## What you are asked to do
Transcribe all the entries word for word, skipping the pictures.

>> START Data

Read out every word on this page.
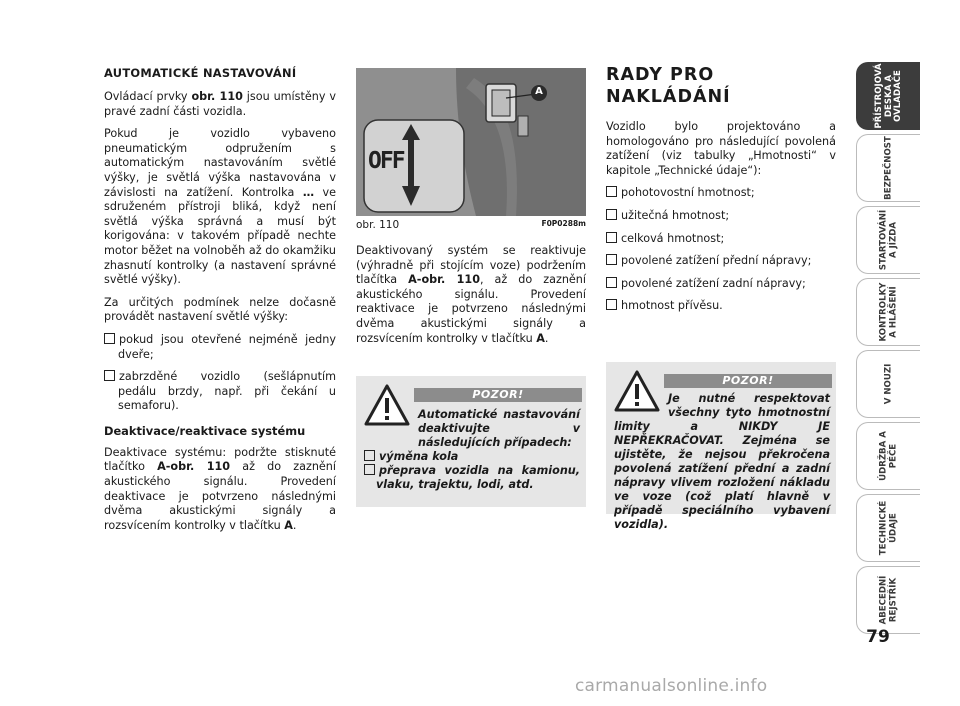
AUTOMATICKÉ NASTAVOVÁNÍ

Ovládací prvky obr. 110 jsou umístěny v pravé zadní části vozidla.

Pokud je vozidlo vybaveno pneumatickým odpružením s automatickým nastavováním světlé výšky, je světlá výška nastavována v závislosti na zatížení. Kontrolka … ve sdruženém přístroji bliká, když není světlá výška správná a musí být korigována: v takovém případě nechte motor běžet na volnoběh až do okamžiku zhasnutí kontrolky (a nastavení správné světlé výšky).

Za určitých podmínek nelze dočasně provádět nastavení světlé výšky:

pokud jsou otevřené nejméně jedny dveře;

zabrzděné vozidlo (sešlápnutím pedálu brzdy, např. při čekání u semaforu).

Deaktivace/reaktivace systému

Deaktivace systému: podržte stisknuté tlačítko A-obr. 110 až do zaznění akustického signálu. Provedení deaktivace je potvrzeno následnými dvěma akustickými signály a rozsvícením kontrolky v tlačítku A.

OFF
A
obr. 110	F0P0288m

Deaktivovaný systém se reaktivuje (výhradně při stojícím voze) podržením tlačítka A-obr. 110, až do zaznění akustického signálu. Provedení reaktivace je potvrzeno následnými dvěma akustickými signály a rozsvícením kontrolky v tlačítku A.

POZOR!
Automatické nastavování deaktivujte v následujících případech:
výměna kola
přeprava vozidla na kamionu, vlaku, trajektu, lodi, atd.
RADY PRO
NAKLÁDÁNÍ

Vozidlo bylo projektováno a homologováno pro následující povolená zatížení (viz tabulky „Hmotnosti“ v kapitole „Technické údaje“):

pohotovostní hmotnost;

užitečná hmotnost;

celková hmotnost;

povolené zatížení přední nápravy;

povolené zatížení zadní nápravy;

hmotnost přívěsu.

POZOR!
Je nutné respektovat všechny tyto hmotnostní limity a NIKDY JE NEPŘEKRAČOVAT. Zejména se ujistěte, že nejsou překročena povolená zatížení přední a zadní nápravy vlivem rozložení nákladu ve voze (což platí hlavně v případě speciálního vybavení vozidla).
PŘÍSTROJOVÁ
DESKA A
OVLADAČE
BEZPEČNOST
STARTOVÁNÍ
A JÍZDA
KONTROLKY
A HLÁŠENÍ
V NOUZI
ÚDRŽBA A
PÉČE
TECHNICKÉ
ÚDAJE
ABECEDNÍ
REJSTŘÍK
79
carmanualsonline.info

>> END Data

## The completed task
Read out every word on this page.
AUTOMATICKÉ NASTAVOVÁNÍ

Ovládací prvky obr. 110 jsou umístěny v pravé zadní části vozidla.

Pokud je vozidlo vybaveno pneumatickým odpružením s automatickým nastavováním světlé výšky, je světlá výška nastavována v závislosti na zatížení. Kontrolka … ve sdruženém přístroji bliká, když není světlá výška správná a musí být korigována: v takovém případě nechte motor běžet na volnoběh až do okamžiku zhasnutí kontrolky (a nastavení správné světlé výšky).

Za určitých podmínek nelze dočasně provádět nastavení světlé výšky:

pokud jsou otevřené nejméně jedny dveře;

zabrzděné vozidlo (sešlápnutím pedálu brzdy, např. při čekání u semaforu).

Deaktivace/reaktivace systému

Deaktivace systému: podržte stisknuté tlačítko A-obr. 110 až do zaznění akustického signálu. Provedení deaktivace je potvrzeno následnými dvěma akustickými signály a rozsvícením kontrolky v tlačítku A.

OFF
A
obr. 110	F0P0288m

Deaktivovaný systém se reaktivuje (výhradně při stojícím voze) podržením tlačítka A-obr. 110, až do zaznění akustického signálu. Provedení reaktivace je potvrzeno následnými dvěma akustickými signály a rozsvícením kontrolky v tlačítku A.

POZOR!
Automatické nastavování deaktivujte v následujících případech:
výměna kola
přeprava vozidla na kamionu, vlaku, trajektu, lodi, atd.
RADY PRO
NAKLÁDÁNÍ

Vozidlo bylo projektováno a homologováno pro následující povolená zatížení (viz tabulky „Hmotnosti“ v kapitole „Technické údaje“):

pohotovostní hmotnost;

užitečná hmotnost;

celková hmotnost;

povolené zatížení přední nápravy;

povolené zatížení zadní nápravy;

hmotnost přívěsu.

POZOR!
Je nutné respektovat všechny tyto hmotnostní limity a NIKDY JE NEPŘEKRAČOVAT. Zejména se ujistěte, že nejsou překročena povolená zatížení přední a zadní nápravy vlivem rozložení nákladu ve voze (což platí hlavně v případě speciálního vybavení vozidla).
PŘÍSTROJOVÁ
DESKA A
OVLADAČE
BEZPEČNOST
STARTOVÁNÍ
A JÍZDA
KONTROLKY
A HLÁŠENÍ
V NOUZI
ÚDRŽBA A
PÉČE
TECHNICKÉ
ÚDAJE
ABECEDNÍ
REJSTŘÍK
79
carmanualsonline.info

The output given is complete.